**Task instructions**
Set down the material below word for word, excluding the pictures.

**Raw data**
━━━

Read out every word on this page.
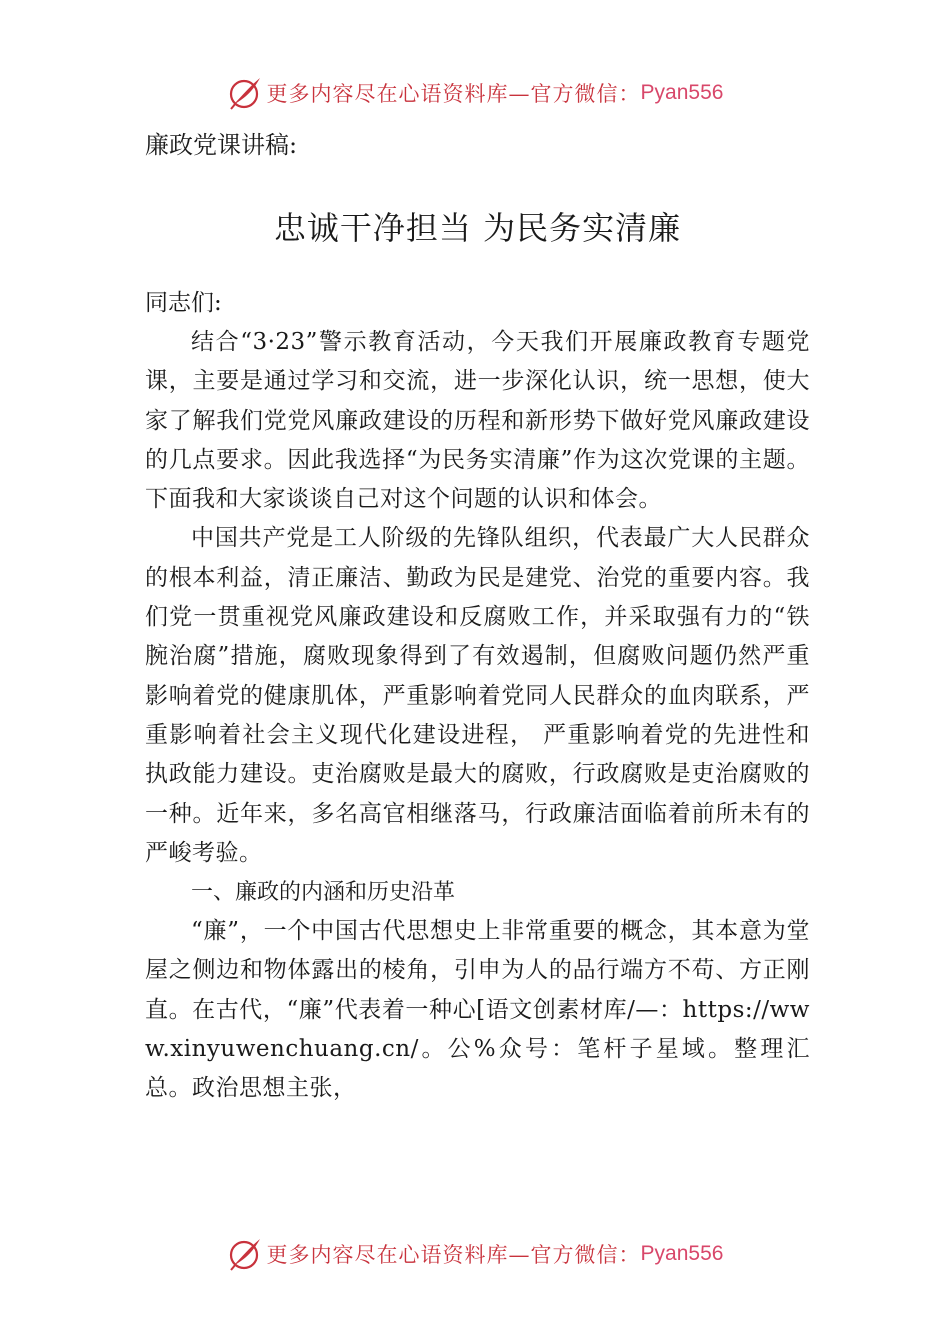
更多内容尽在心语资料库—官方微信： Pyan556

廉政党课讲稿:

忠诚干净担当 为民务实清廉

同志们:

结合“3·23”警示教育活动，今天我们开展廉政教育专题党课，主要是通过学习和交流，进一步深化认识，统一思想，使大家了解我们党党风廉政建设的历程和新形势下做好党风廉政建设的几点要求。因此我选择“为民务实清廉”作为这次党课的主题。下面我和大家谈谈自己对这个问题的认识和体会。

中国共产党是工人阶级的先锋队组织，代表最广大人民群众的根本利益，清正廉洁、勤政为民是建党、治党的重要内容。我们党一贯重视党风廉政建设和反腐败工作，并采取强有力的“铁腕治腐”措施，腐败现象得到了有效遏制，但腐败问题仍然严重影响着党的健康肌体，严重影响着党同人民群众的血肉联系，严重影响着社会主义现代化建设进程， 严重影响着党的先进性和执政能力建设。吏治腐败是最大的腐败，行政腐败是吏治腐败的一种。近年来，多名高官相继落马，行政廉洁面临着前所未有的严峻考验。

一、廉政的内涵和历史沿革

“廉”，一个中国古代思想史上非常重要的概念，其本意为堂屋之侧边和物体露出的棱角，引申为人的品行端方不苟、方正刚直。在古代，“廉”代表着一种心[语文创素材库/—：https://www.xinyuwenchuang.cn/。公%众号：笔杆子星域。整理汇总。政治思想主张，

更多内容尽在心语资料库—官方微信： Pyan556
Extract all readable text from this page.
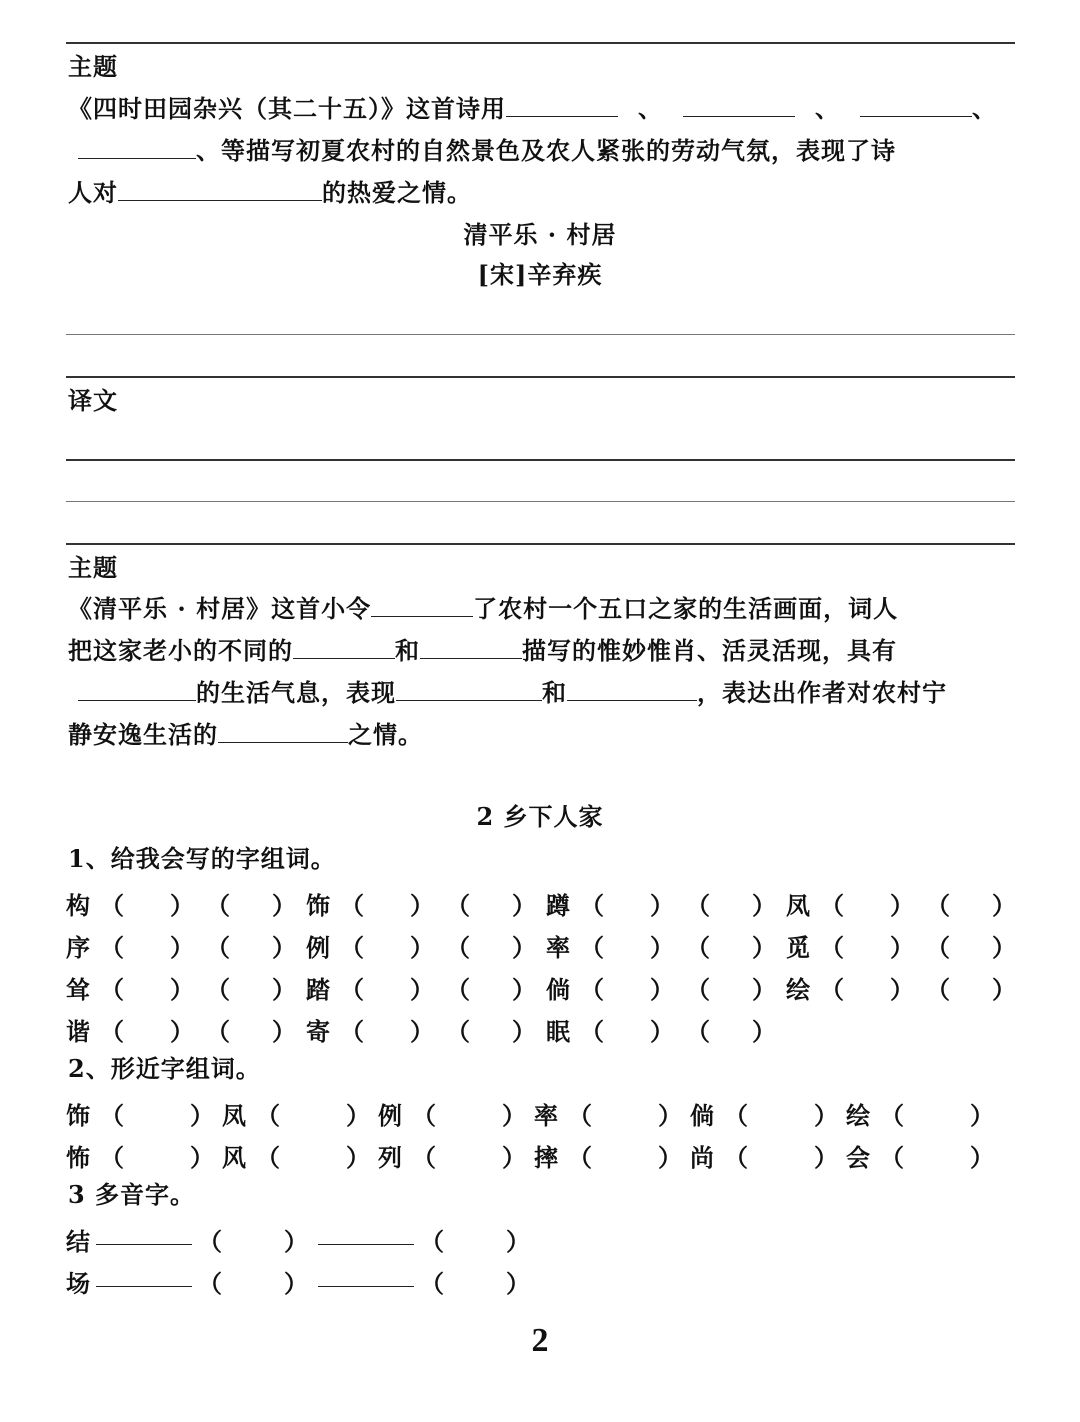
主题
《四时田园杂兴（其二十五）》这首诗用	、	、	、
、等描写初夏农村的自然景色及农人紧张的劳动气氛，表现了诗
人对	的热爱之情。
清平乐 · 村居
[宋]辛弃疾
译文
主题
《清平乐 · 村居》这首小令	了农村一个五口之家的生活画面，词人
把这家老小的不同的	和	描写的惟妙惟肖、活灵活现，具有
的生活气息，表现	和	，表达出作者对农村宁
静安逸生活的	之情。
2 乡下人家
1、给我会写的字组词。
构 （ ） （ ） 饰 （ ） （ ） 蹲 （ ） （ ） 凤 （ ） （ ）
序 （ ） （ ） 例 （ ） （ ） 率 （ ） （ ） 觅 （ ） （ ）
耸 （ ） （ ） 踏 （ ） （ ） 倘 （ ） （ ） 绘 （ ） （ ）
谐 （ ） （ ） 寄 （ ） （ ） 眠 （ ） （ ）
2、形近字组词。
饰 （	） 凤 （	） 例 （	） 率 （	） 倘 （	） 绘 （	）
怖 （	） 风 （	） 列 （	） 摔 （	） 尚 （	） 会 （	）
3 多音字。
结	（	）	（	）
场	（	）	（	）
2
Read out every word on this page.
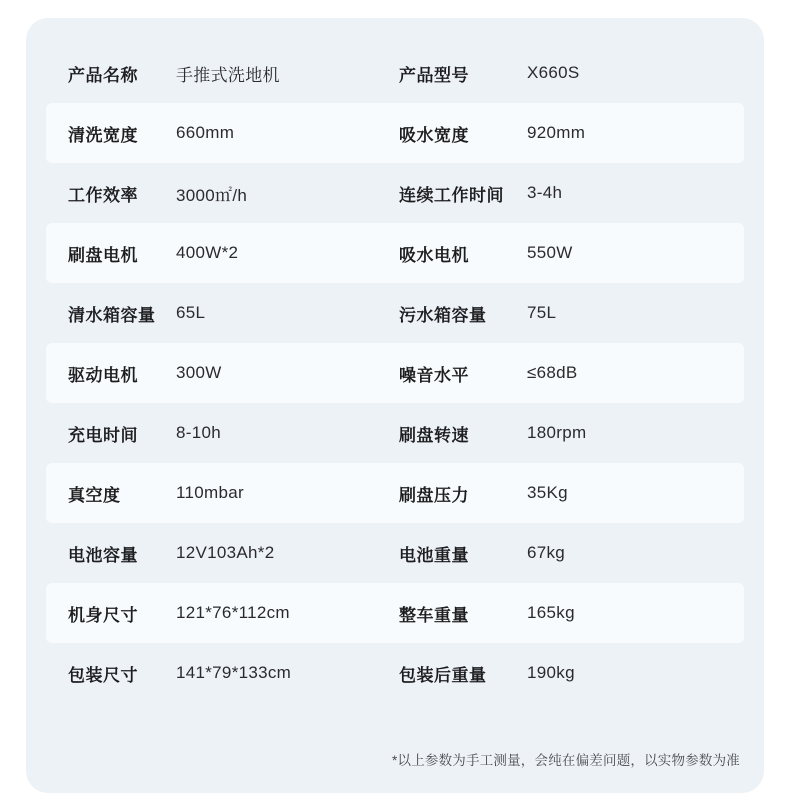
产品名称	手推式洗地机	产品型号	X660S
清洗宽度	660mm	吸水宽度	920mm
工作效率	3000㎡/h	连续工作时间	3-4h
刷盘电机	400W*2	吸水电机	550W
清水箱容量	65L	污水箱容量	75L
驱动电机	300W	噪音水平	≤68dB
充电时间	8-10h	刷盘转速	180rpm
真空度	110mbar	刷盘压力	35Kg
电池容量	12V103Ah*2	电池重量	67kg
机身尺寸	121*76*112cm	整车重量	165kg
包装尺寸	141*79*133cm	包装后重量	190kg
*以上参数为手工测量，会纯在偏差问题，以实物参数为准
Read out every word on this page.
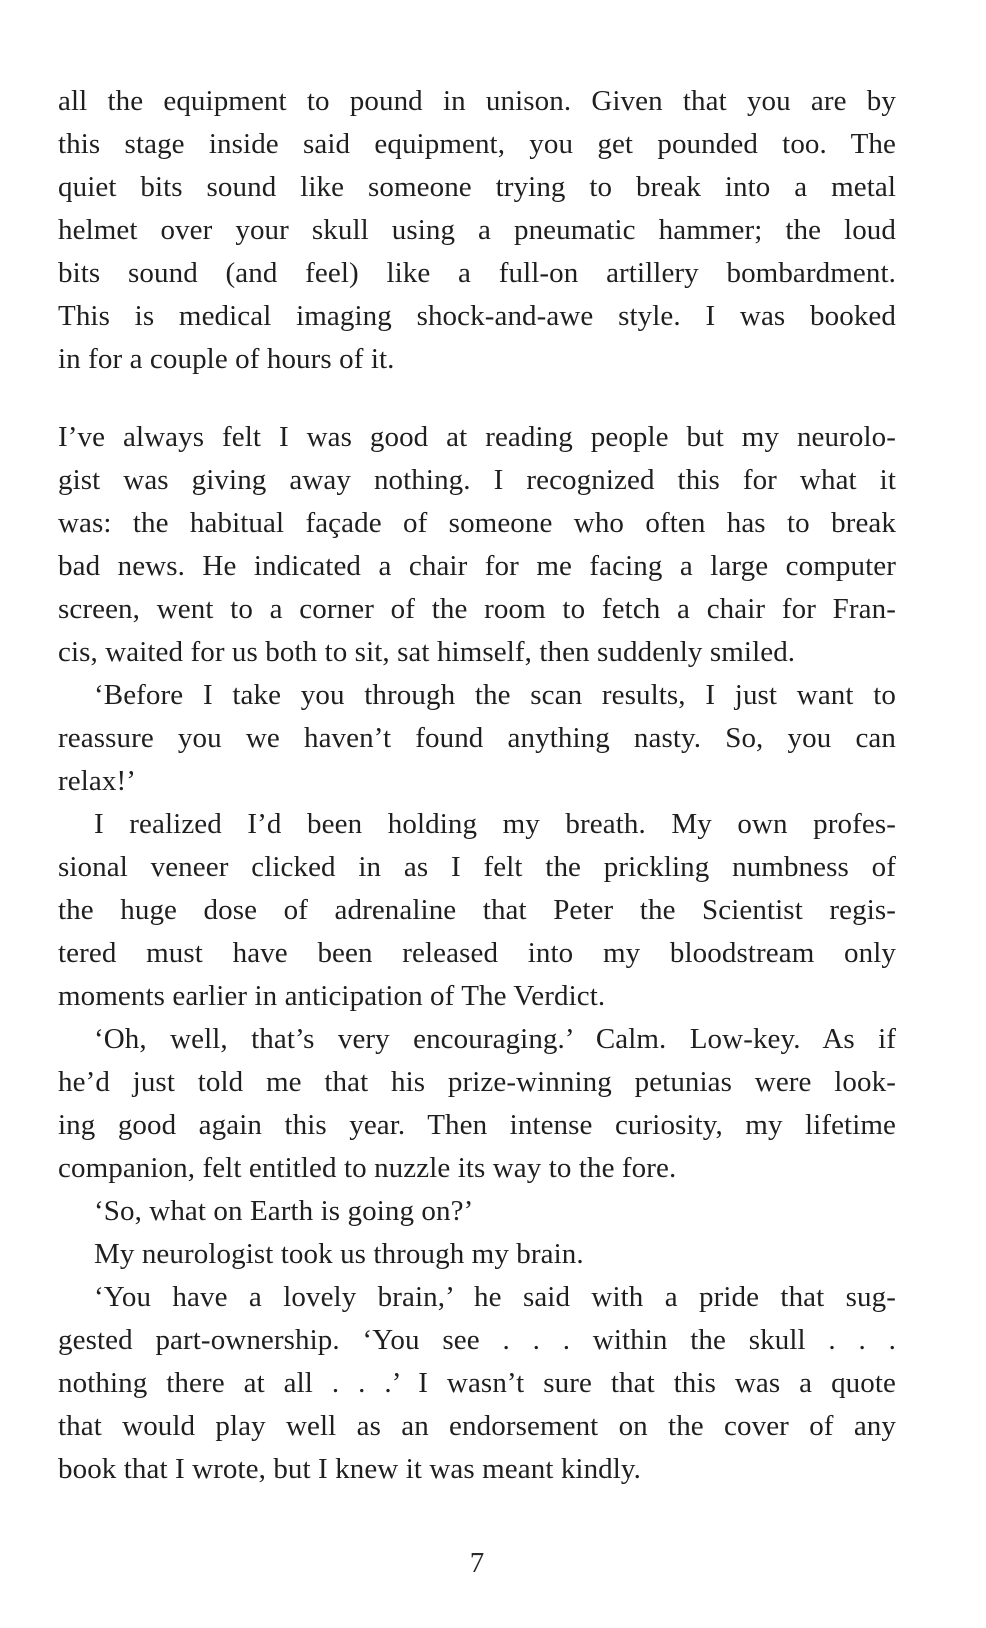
all the equipment to pound in unison. Given that you are by
this stage inside said equipment, you get pounded too. The
quiet bits sound like someone trying to break into a metal
helmet over your skull using a pneumatic hammer; the loud
bits sound (and feel) like a full-on artillery bombardment.
This is medical imaging shock-and-awe style. I was booked
in for a couple of hours of it.
I’ve always felt I was good at reading people but my neurolo-
gist was giving away nothing. I recognized this for what it
was: the habitual façade of someone who often has to break
bad news. He indicated a chair for me facing a large computer
screen, went to a corner of the room to fetch a chair for Fran-
cis, waited for us both to sit, sat himself, then suddenly smiled.
‘Before I take you through the scan results, I just want to
reassure you we haven’t found anything nasty. So, you can
relax!’
I realized I’d been holding my breath. My own profes-
sional veneer clicked in as I felt the prickling numbness of
the huge dose of adrenaline that Peter the Scientist regis-
tered must have been released into my bloodstream only
moments earlier in anticipation of The Verdict.
‘Oh, well, that’s very encouraging.’ Calm. Low-key. As if
he’d just told me that his prize-winning petunias were look-
ing good again this year. Then intense curiosity, my lifetime
companion, felt entitled to nuzzle its way to the fore.
‘So, what on Earth is going on?’
My neurologist took us through my brain.
‘You have a lovely brain,’ he said with a pride that sug-
gested part-ownership. ‘You see . . . within the skull . . .
nothing there at all . . .’ I wasn’t sure that this was a quote
that would play well as an endorsement on the cover of any
book that I wrote, but I knew it was meant kindly.
7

━━━

**Final answer**
Read out every word on this page.
更多内容尽在心语资料库—官方微信： Pyan556

廉政党课讲稿:

忠诚干净担当 为民务实清廉

同志们:

结合“3·23”警示教育活动，今天我们开展廉政教育专题党课，主要是通过学习和交流，进一步深化认识，统一思想，使大家了解我们党党风廉政建设的历程和新形势下做好党风廉政建设的几点要求。因此我选择“为民务实清廉”作为这次党课的主题。下面我和大家谈谈自己对这个问题的认识和体会。

中国共产党是工人阶级的先锋队组织，代表最广大人民群众的根本利益，清正廉洁、勤政为民是建党、治党的重要内容。我们党一贯重视党风廉政建设和反腐败工作，并采取强有力的“铁腕治腐”措施，腐败现象得到了有效遏制，但腐败问题仍然严重影响着党的健康肌体，严重影响着党同人民群众的血肉联系，严重影响着社会主义现代化建设进程， 严重影响着党的先进性和执政能力建设。吏治腐败是最大的腐败，行政腐败是吏治腐败的一种。近年来，多名高官相继落马，行政廉洁面临着前所未有的严峻考验。

一、廉政的内涵和历史沿革

“廉”，一个中国古代思想史上非常重要的概念，其本意为堂屋之侧边和物体露出的棱角，引申为人的品行端方不苟、方正刚直。在古代，“廉”代表着一种心[语文创素材库/—：https://www.xinyuwenchuang.cn/。公%众号：笔杆子星域。整理汇总。政治思想主张，

更多内容尽在心语资料库—官方微信： Pyan556
Extract all readable text from this page.
主题
《四时田园杂兴（其二十五）》这首诗用	、	、	、
、等描写初夏农村的自然景色及农人紧张的劳动气氛，表现了诗
人对	的热爱之情。
清平乐 · 村居
[宋]辛弃疾
译文
主题
《清平乐 · 村居》这首小令	了农村一个五口之家的生活画面，词人
把这家老小的不同的	和	描写的惟妙惟肖、活灵活现，具有
的生活气息，表现	和	，表达出作者对农村宁
静安逸生活的	之情。
2 乡下人家
1、给我会写的字组词。
构 （ ） （ ） 饰 （ ） （ ） 蹲 （ ） （ ） 凤 （ ） （ ）
序 （ ） （ ） 例 （ ） （ ） 率 （ ） （ ） 觅 （ ） （ ）
耸 （ ） （ ） 踏 （ ） （ ） 倘 （ ） （ ） 绘 （ ） （ ）
谐 （ ） （ ） 寄 （ ） （ ） 眠 （ ） （ ）
2、形近字组词。
饰 （	） 凤 （	） 例 （	） 率 （	） 倘 （	） 绘 （	）
怖 （	） 风 （	） 列 （	） 摔 （	） 尚 （	） 会 （	）
3 多音字。
结	（	）	（	）
场	（	）	（	）
2
Read out every word on this page.
产品名称	手推式洗地机	产品型号	X660S
清洗宽度	660mm	吸水宽度	920mm
工作效率	3000㎡/h	连续工作时间	3-4h
刷盘电机	400W*2	吸水电机	550W
清水箱容量	65L	污水箱容量	75L
驱动电机	300W	噪音水平	≤68dB
充电时间	8-10h	刷盘转速	180rpm
真空度	110mbar	刷盘压力	35Kg
电池容量	12V103Ah*2	电池重量	67kg
机身尺寸	121*76*112cm	整车重量	165kg
包装尺寸	141*79*133cm	包装后重量	190kg
*以上参数为手工测量，会纯在偏差问题，以实物参数为准
Read out every word on this page.
all the equipment to pound in unison. Given that you are by
this stage inside said equipment, you get pounded too. The
quiet bits sound like someone trying to break into a metal
helmet over your skull using a pneumatic hammer; the loud
bits sound (and feel) like a full-on artillery bombardment.
This is medical imaging shock-and-awe style. I was booked
in for a couple of hours of it.
I’ve always felt I was good at reading people but my neurolo-
gist was giving away nothing. I recognized this for what it
was: the habitual façade of someone who often has to break
bad news. He indicated a chair for me facing a large computer
screen, went to a corner of the room to fetch a chair for Fran-
cis, waited for us both to sit, sat himself, then suddenly smiled.
‘Before I take you through the scan results, I just want to
reassure you we haven’t found anything nasty. So, you can
relax!’
I realized I’d been holding my breath. My own profes-
sional veneer clicked in as I felt the prickling numbness of
the huge dose of adrenaline that Peter the Scientist regis-
tered must have been released into my bloodstream only
moments earlier in anticipation of The Verdict.
‘Oh, well, that’s very encouraging.’ Calm. Low-key. As if
he’d just told me that his prize-winning petunias were look-
ing good again this year. Then intense curiosity, my lifetime
companion, felt entitled to nuzzle its way to the fore.
‘So, what on Earth is going on?’
My neurologist took us through my brain.
‘You have a lovely brain,’ he said with a pride that sug-
gested part-ownership. ‘You see . . . within the skull . . .
nothing there at all . . .’ I wasn’t sure that this was a quote
that would play well as an endorsement on the cover of any
book that I wrote, but I knew it was meant kindly.
7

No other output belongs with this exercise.